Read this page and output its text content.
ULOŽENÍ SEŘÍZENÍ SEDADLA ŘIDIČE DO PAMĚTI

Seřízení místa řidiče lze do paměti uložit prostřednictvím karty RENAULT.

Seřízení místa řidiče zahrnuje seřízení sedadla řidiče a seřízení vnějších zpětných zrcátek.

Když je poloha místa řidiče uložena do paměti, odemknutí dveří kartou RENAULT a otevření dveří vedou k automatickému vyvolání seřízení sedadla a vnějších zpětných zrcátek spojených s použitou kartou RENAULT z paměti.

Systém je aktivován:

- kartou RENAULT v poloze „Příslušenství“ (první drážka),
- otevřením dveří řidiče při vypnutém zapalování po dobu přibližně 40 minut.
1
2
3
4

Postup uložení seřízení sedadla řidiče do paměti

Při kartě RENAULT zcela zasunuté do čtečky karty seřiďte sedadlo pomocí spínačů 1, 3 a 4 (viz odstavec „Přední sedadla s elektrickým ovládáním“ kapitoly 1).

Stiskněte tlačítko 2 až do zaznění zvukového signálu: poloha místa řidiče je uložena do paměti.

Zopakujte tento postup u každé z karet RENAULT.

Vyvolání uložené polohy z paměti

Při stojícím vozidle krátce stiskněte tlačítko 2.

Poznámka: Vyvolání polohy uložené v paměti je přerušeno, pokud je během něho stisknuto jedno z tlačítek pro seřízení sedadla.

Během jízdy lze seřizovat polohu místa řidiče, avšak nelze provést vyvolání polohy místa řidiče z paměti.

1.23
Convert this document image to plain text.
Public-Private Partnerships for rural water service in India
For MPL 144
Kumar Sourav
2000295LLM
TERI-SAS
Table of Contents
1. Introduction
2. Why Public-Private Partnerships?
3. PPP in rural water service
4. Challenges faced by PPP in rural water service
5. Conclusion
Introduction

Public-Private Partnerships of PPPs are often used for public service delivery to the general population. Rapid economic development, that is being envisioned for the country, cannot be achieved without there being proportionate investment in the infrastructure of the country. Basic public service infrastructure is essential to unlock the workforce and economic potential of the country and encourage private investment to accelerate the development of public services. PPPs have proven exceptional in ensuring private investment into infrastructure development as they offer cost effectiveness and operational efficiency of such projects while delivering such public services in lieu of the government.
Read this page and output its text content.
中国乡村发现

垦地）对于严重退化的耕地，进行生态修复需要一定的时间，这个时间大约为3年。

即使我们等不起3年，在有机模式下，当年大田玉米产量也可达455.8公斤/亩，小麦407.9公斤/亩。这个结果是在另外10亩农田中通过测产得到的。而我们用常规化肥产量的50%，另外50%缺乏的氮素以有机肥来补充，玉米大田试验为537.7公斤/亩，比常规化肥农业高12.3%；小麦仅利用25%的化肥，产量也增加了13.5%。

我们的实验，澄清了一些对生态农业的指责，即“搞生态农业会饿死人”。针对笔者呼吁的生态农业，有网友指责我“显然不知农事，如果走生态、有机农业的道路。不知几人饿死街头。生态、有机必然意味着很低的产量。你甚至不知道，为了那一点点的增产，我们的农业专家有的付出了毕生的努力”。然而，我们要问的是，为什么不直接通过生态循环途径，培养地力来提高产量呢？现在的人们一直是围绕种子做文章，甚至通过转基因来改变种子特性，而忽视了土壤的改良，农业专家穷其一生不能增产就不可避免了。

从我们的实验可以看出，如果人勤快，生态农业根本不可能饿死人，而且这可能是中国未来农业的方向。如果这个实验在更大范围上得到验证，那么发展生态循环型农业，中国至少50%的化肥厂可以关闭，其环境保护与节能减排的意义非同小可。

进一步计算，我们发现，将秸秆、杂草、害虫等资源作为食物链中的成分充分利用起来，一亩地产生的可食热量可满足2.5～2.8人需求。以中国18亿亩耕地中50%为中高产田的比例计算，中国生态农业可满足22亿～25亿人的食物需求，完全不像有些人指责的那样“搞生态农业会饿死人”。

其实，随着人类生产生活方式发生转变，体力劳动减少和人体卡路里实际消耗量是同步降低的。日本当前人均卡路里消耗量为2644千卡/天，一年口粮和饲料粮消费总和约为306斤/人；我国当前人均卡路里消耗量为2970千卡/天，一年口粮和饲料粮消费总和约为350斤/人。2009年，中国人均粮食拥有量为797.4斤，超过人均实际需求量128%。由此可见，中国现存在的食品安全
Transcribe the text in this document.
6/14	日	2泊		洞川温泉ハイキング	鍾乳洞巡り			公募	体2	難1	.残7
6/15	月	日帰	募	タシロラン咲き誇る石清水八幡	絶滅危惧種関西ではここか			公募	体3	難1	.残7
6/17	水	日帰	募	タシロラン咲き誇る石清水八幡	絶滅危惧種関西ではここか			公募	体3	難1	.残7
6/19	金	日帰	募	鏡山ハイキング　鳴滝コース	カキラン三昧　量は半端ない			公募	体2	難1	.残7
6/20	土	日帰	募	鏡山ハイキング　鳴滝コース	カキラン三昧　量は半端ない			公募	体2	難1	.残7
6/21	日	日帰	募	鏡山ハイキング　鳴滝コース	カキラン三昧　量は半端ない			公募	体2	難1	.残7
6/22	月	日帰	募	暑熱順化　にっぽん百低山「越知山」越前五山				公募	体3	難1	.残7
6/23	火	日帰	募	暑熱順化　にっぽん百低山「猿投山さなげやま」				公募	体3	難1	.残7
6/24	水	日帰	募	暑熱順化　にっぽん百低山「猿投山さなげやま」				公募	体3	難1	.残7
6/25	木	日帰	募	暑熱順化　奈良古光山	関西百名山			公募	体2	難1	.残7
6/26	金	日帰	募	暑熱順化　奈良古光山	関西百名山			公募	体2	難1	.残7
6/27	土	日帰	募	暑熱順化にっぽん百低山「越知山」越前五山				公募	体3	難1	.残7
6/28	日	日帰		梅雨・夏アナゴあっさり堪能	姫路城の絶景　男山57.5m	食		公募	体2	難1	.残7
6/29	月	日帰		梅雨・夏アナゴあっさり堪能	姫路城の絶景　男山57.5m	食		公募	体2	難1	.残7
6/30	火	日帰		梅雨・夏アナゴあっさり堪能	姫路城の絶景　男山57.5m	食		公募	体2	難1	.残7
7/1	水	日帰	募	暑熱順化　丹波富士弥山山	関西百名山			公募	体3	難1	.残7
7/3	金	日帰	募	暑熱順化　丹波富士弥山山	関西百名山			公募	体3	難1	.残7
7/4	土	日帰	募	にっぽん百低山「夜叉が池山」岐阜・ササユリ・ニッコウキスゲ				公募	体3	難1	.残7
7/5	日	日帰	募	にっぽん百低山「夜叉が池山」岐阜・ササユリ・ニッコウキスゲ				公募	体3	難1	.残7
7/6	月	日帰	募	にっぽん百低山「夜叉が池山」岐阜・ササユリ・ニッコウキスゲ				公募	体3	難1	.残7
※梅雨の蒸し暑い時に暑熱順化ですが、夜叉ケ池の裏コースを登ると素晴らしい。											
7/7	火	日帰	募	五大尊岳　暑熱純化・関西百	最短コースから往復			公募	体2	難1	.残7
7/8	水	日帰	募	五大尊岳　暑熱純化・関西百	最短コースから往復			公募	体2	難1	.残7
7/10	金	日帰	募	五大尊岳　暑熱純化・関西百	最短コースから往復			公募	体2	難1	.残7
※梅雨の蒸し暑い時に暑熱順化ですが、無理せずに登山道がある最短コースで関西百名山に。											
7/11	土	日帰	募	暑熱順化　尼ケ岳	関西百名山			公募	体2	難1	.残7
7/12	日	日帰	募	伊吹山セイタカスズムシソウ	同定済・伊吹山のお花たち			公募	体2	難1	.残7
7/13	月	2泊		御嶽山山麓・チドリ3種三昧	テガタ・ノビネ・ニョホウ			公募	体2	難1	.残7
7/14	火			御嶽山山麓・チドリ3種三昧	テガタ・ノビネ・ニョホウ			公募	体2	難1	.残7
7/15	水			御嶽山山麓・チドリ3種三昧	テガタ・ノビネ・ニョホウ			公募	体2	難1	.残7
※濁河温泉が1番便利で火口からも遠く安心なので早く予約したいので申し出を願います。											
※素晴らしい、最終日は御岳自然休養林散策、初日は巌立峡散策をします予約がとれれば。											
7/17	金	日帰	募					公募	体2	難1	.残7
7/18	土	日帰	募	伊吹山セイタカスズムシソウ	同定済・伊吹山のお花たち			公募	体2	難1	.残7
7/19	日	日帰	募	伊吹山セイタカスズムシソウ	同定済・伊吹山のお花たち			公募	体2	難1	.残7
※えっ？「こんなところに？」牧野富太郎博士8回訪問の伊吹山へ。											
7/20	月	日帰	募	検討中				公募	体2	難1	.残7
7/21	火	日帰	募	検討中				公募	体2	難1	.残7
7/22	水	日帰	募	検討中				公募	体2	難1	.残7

━━━━

> PROBLEM DESCRIPTION:
Could you quote, exactly as they appear, the line containing "Transcribe the text in this document." and every line after it to the end of the records above?

> EXPECTED ANSWER:
Transcribe the text in this document.
6/14	日	2泊		洞川温泉ハイキング	鍾乳洞巡り			公募	体2	難1	.残7
6/15	月	日帰	募	タシロラン咲き誇る石清水八幡	絶滅危惧種関西ではここか			公募	体3	難1	.残7
6/17	水	日帰	募	タシロラン咲き誇る石清水八幡	絶滅危惧種関西ではここか			公募	体3	難1	.残7
6/19	金	日帰	募	鏡山ハイキング　鳴滝コース	カキラン三昧　量は半端ない			公募	体2	難1	.残7
6/20	土	日帰	募	鏡山ハイキング　鳴滝コース	カキラン三昧　量は半端ない			公募	体2	難1	.残7
6/21	日	日帰	募	鏡山ハイキング　鳴滝コース	カキラン三昧　量は半端ない			公募	体2	難1	.残7
6/22	月	日帰	募	暑熱順化　にっぽん百低山「越知山」越前五山				公募	体3	難1	.残7
6/23	火	日帰	募	暑熱順化　にっぽん百低山「猿投山さなげやま」				公募	体3	難1	.残7
6/24	水	日帰	募	暑熱順化　にっぽん百低山「猿投山さなげやま」				公募	体3	難1	.残7
6/25	木	日帰	募	暑熱順化　奈良古光山	関西百名山			公募	体2	難1	.残7
6/26	金	日帰	募	暑熱順化　奈良古光山	関西百名山			公募	体2	難1	.残7
6/27	土	日帰	募	暑熱順化にっぽん百低山「越知山」越前五山				公募	体3	難1	.残7
6/28	日	日帰		梅雨・夏アナゴあっさり堪能	姫路城の絶景　男山57.5m	食		公募	体2	難1	.残7
6/29	月	日帰		梅雨・夏アナゴあっさり堪能	姫路城の絶景　男山57.5m	食		公募	体2	難1	.残7
6/30	火	日帰		梅雨・夏アナゴあっさり堪能	姫路城の絶景　男山57.5m	食		公募	体2	難1	.残7
7/1	水	日帰	募	暑熱順化　丹波富士弥山山	関西百名山			公募	体3	難1	.残7
7/3	金	日帰	募	暑熱順化　丹波富士弥山山	関西百名山			公募	体3	難1	.残7
7/4	土	日帰	募	にっぽん百低山「夜叉が池山」岐阜・ササユリ・ニッコウキスゲ				公募	体3	難1	.残7
7/5	日	日帰	募	にっぽん百低山「夜叉が池山」岐阜・ササユリ・ニッコウキスゲ				公募	体3	難1	.残7
7/6	月	日帰	募	にっぽん百低山「夜叉が池山」岐阜・ササユリ・ニッコウキスゲ				公募	体3	難1	.残7
※梅雨の蒸し暑い時に暑熱順化ですが、夜叉ケ池の裏コースを登ると素晴らしい。											
7/7	火	日帰	募	五大尊岳　暑熱純化・関西百	最短コースから往復			公募	体2	難1	.残7
7/8	水	日帰	募	五大尊岳　暑熱純化・関西百	最短コースから往復			公募	体2	難1	.残7
7/10	金	日帰	募	五大尊岳　暑熱純化・関西百	最短コースから往復			公募	体2	難1	.残7
※梅雨の蒸し暑い時に暑熱順化ですが、無理せずに登山道がある最短コースで関西百名山に。											
7/11	土	日帰	募	暑熱順化　尼ケ岳	関西百名山			公募	体2	難1	.残7
7/12	日	日帰	募	伊吹山セイタカスズムシソウ	同定済・伊吹山のお花たち			公募	体2	難1	.残7
7/13	月	2泊		御嶽山山麓・チドリ3種三昧	テガタ・ノビネ・ニョホウ			公募	体2	難1	.残7
7/14	火			御嶽山山麓・チドリ3種三昧	テガタ・ノビネ・ニョホウ			公募	体2	難1	.残7
7/15	水			御嶽山山麓・チドリ3種三昧	テガタ・ノビネ・ニョホウ			公募	体2	難1	.残7
※濁河温泉が1番便利で火口からも遠く安心なので早く予約したいので申し出を願います。											
※素晴らしい、最終日は御岳自然休養林散策、初日は巌立峡散策をします予約がとれれば。											
7/17	金	日帰	募					公募	体2	難1	.残7
7/18	土	日帰	募	伊吹山セイタカスズムシソウ	同定済・伊吹山のお花たち			公募	体2	難1	.残7
7/19	日	日帰	募	伊吹山セイタカスズムシソウ	同定済・伊吹山のお花たち			公募	体2	難1	.残7
※えっ？「こんなところに？」牧野富太郎博士8回訪問の伊吹山へ。											
7/20	月	日帰	募	検討中				公募	体2	難1	.残7
7/21	火	日帰	募	検討中				公募	体2	難1	.残7
7/22	水	日帰	募	検討中				公募	体2	難1	.残7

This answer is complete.